• _DESCRIPTION OF THE TASK_
Collect every line that includes the string "事业运行".

• _DATA SHOWN_

+ + + + +

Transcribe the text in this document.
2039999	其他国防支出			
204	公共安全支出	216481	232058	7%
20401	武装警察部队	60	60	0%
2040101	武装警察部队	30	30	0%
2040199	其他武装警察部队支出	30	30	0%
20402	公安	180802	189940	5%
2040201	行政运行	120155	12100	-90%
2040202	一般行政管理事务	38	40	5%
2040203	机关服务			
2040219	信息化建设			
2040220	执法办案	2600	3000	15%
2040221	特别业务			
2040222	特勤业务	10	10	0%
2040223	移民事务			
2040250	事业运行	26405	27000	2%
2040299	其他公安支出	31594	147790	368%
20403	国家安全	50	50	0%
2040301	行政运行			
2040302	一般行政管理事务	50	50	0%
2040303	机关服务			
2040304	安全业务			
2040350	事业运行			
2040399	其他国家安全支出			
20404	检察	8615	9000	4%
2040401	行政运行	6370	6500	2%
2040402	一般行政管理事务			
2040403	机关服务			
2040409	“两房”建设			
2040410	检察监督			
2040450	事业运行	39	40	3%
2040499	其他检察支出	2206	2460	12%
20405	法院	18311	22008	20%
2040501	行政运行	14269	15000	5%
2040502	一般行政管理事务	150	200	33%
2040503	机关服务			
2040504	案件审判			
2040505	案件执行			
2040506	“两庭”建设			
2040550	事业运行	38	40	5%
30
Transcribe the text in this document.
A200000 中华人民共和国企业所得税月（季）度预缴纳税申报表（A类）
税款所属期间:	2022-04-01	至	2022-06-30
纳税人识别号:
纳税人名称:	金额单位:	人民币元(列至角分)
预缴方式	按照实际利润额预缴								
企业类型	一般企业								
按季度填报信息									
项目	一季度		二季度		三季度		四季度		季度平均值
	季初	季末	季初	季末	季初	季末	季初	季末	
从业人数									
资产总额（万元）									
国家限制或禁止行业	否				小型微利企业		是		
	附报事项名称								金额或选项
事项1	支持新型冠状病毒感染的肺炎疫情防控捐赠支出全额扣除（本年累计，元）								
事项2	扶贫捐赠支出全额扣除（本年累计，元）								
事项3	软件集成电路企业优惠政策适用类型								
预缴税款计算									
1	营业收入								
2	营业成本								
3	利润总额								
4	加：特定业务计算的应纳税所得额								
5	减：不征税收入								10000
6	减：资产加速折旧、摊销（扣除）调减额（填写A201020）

+ + + + +

• _EXERCISE RESPONSE_
2040250	事业运行	26405	27000	2%
2040350	事业运行			
2040450	事业运行	39	40	3%
2040550	事业运行	38	40	5%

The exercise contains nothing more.